◆ TASK GOAL ◆
Go through the entries below and collect each line with the string "Enumerate" in it.

[Stored entries]
******

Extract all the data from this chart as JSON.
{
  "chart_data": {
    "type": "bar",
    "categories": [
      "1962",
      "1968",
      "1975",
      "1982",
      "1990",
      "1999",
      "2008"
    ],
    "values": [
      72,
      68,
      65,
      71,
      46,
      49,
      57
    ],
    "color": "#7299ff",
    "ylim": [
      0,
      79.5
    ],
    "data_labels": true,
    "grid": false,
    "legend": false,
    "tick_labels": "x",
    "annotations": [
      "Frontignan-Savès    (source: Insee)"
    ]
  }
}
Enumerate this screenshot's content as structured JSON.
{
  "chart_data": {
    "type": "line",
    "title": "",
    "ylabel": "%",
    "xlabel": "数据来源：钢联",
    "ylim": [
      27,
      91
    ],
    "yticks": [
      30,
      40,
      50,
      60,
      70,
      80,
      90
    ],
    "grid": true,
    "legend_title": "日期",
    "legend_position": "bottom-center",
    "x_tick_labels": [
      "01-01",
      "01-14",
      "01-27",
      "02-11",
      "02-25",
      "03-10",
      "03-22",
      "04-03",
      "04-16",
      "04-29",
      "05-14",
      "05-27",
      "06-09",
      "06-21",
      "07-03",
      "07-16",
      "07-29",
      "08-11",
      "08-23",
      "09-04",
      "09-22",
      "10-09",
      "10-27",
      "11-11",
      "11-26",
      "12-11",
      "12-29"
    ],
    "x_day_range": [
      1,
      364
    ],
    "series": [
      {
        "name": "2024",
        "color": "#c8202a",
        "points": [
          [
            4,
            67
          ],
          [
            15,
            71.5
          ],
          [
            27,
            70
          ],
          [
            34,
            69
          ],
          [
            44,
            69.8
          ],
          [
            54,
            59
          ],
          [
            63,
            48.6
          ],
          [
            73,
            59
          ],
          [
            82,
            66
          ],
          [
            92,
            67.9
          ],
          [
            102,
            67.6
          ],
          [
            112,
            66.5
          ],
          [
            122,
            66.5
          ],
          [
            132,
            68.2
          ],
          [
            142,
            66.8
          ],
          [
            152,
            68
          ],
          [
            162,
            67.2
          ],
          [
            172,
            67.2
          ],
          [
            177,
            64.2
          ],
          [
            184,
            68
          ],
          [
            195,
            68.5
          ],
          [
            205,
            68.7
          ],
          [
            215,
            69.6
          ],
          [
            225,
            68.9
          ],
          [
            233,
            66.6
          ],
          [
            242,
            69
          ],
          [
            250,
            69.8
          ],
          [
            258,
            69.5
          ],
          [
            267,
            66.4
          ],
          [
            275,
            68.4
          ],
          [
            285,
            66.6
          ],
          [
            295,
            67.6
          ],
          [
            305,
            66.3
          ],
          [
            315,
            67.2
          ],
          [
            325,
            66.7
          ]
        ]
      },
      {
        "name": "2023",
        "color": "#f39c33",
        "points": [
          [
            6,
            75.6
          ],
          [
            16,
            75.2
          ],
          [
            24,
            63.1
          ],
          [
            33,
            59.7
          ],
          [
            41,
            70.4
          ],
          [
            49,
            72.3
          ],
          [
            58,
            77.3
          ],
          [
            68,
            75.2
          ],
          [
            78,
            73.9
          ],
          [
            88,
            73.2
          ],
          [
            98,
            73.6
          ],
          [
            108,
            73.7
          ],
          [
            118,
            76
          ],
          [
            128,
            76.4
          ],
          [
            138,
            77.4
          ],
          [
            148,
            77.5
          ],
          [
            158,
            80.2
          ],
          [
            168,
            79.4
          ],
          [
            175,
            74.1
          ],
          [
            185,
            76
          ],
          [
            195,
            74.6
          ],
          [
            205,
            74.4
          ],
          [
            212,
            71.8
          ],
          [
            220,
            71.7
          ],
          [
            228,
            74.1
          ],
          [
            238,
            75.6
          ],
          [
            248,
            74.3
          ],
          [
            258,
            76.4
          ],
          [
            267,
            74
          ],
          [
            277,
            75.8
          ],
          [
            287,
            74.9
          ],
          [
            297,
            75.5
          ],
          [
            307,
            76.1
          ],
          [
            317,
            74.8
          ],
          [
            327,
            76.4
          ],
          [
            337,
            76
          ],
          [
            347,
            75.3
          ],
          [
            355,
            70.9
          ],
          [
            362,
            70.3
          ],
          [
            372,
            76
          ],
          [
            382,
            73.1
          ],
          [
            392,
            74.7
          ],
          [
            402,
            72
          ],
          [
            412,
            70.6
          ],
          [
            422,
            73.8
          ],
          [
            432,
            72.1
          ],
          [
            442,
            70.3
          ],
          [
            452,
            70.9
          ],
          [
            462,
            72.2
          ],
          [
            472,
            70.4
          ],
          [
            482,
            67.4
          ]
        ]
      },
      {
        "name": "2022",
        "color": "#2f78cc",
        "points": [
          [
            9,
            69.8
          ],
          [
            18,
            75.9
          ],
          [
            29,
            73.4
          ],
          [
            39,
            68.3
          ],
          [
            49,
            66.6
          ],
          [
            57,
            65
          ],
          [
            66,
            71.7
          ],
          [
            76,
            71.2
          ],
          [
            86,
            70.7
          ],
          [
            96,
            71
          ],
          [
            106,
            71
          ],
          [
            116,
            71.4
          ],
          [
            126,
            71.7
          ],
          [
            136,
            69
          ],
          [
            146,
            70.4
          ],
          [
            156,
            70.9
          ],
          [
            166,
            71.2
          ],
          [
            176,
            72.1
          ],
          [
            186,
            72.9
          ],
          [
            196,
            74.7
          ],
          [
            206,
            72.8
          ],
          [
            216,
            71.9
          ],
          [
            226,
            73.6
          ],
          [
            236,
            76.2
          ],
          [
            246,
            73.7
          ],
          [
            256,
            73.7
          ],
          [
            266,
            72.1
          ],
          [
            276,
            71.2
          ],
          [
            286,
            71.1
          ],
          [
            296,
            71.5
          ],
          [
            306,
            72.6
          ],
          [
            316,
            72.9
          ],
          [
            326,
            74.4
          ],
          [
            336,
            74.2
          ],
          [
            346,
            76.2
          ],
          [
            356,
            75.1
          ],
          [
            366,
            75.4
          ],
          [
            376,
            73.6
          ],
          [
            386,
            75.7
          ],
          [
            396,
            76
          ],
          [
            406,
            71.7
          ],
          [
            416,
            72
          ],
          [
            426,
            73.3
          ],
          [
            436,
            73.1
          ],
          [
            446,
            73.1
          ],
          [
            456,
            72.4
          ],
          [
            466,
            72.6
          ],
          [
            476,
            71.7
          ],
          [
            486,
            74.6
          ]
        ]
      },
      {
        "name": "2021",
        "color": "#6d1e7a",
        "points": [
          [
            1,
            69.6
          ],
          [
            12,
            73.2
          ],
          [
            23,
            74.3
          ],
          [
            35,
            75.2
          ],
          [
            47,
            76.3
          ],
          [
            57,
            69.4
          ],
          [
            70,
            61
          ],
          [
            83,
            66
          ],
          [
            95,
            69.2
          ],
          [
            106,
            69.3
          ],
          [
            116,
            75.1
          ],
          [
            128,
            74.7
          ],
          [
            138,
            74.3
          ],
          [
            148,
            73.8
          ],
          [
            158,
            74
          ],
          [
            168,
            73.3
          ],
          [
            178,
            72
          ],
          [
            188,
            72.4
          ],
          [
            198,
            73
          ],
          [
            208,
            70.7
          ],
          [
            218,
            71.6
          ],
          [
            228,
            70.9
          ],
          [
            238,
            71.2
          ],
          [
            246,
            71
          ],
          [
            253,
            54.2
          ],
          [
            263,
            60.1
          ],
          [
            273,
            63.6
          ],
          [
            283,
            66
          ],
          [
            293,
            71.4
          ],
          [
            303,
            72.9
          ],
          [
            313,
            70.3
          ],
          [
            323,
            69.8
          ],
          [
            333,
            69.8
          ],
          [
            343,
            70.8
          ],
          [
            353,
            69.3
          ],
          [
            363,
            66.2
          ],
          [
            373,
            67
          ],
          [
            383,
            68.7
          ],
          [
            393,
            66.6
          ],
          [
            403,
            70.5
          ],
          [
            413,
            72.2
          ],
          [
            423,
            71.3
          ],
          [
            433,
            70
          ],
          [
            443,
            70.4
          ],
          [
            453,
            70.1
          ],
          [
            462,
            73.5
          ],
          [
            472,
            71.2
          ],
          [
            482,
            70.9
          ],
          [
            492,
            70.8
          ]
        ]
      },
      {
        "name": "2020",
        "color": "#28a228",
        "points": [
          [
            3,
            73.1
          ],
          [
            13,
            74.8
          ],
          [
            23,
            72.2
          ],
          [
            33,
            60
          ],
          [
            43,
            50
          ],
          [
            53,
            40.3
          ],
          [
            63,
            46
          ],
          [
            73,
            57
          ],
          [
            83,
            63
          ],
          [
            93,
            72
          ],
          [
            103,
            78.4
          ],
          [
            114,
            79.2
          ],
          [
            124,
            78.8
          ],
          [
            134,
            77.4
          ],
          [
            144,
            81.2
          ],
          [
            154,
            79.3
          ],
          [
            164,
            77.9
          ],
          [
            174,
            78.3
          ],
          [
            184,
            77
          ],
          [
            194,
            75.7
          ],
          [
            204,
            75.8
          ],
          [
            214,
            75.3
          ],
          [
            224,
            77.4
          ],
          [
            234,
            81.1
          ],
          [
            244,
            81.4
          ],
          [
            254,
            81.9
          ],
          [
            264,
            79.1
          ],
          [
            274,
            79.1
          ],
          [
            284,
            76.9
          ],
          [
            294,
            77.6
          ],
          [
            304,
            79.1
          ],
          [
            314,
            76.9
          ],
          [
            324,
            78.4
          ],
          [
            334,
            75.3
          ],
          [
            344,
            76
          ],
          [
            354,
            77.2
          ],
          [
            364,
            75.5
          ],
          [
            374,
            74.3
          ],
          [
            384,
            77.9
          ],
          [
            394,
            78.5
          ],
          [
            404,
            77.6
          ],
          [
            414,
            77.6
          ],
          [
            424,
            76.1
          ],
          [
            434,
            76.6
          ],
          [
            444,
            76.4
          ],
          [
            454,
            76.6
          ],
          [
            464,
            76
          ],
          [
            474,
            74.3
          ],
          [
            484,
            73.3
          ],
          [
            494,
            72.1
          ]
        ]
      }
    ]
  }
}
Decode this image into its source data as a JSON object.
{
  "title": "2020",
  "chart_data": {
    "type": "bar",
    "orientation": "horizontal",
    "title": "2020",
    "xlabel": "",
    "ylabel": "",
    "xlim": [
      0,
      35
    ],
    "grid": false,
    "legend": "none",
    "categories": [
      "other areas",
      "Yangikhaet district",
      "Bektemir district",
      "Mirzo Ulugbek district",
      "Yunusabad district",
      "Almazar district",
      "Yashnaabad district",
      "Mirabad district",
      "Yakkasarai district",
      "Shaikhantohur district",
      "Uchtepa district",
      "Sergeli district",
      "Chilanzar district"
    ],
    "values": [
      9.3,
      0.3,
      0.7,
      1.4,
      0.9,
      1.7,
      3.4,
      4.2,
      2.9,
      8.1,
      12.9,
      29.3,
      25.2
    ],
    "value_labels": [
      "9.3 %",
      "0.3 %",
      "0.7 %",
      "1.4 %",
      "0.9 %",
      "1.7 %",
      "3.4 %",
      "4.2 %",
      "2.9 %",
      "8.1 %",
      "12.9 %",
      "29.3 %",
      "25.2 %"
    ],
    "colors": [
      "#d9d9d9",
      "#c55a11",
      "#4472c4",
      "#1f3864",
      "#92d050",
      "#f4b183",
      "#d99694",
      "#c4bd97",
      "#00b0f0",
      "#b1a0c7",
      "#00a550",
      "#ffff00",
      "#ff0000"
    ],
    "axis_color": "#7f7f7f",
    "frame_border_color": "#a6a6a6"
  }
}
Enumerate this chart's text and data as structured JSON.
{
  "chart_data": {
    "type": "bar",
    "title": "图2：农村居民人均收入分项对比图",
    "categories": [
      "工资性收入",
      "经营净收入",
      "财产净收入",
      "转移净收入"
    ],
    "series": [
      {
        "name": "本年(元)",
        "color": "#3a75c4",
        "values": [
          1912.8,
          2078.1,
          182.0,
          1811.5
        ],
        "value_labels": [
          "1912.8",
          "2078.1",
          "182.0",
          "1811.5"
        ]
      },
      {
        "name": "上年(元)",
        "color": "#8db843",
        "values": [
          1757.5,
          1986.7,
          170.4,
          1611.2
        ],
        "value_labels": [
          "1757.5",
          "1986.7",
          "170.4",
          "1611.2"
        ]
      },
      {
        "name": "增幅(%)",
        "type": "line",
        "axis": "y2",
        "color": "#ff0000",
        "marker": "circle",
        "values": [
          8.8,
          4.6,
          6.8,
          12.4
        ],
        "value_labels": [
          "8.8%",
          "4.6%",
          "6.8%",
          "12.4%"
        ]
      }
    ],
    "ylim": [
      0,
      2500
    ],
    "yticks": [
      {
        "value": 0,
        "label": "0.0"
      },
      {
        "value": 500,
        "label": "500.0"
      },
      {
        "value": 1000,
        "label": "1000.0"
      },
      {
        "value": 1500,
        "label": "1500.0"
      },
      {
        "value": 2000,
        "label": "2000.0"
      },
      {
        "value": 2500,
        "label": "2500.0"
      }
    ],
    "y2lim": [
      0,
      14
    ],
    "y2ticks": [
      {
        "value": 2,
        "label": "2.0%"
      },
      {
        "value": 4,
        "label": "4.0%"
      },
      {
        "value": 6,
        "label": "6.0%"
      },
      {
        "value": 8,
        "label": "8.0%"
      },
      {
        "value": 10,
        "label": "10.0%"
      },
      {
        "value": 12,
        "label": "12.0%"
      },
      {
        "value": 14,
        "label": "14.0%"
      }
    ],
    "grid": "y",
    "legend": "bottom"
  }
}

******

◆ COMPLETE ANSWER ◆
Enumerate this screenshot's content as structured JSON.
Enumerate this chart's text and data as structured JSON.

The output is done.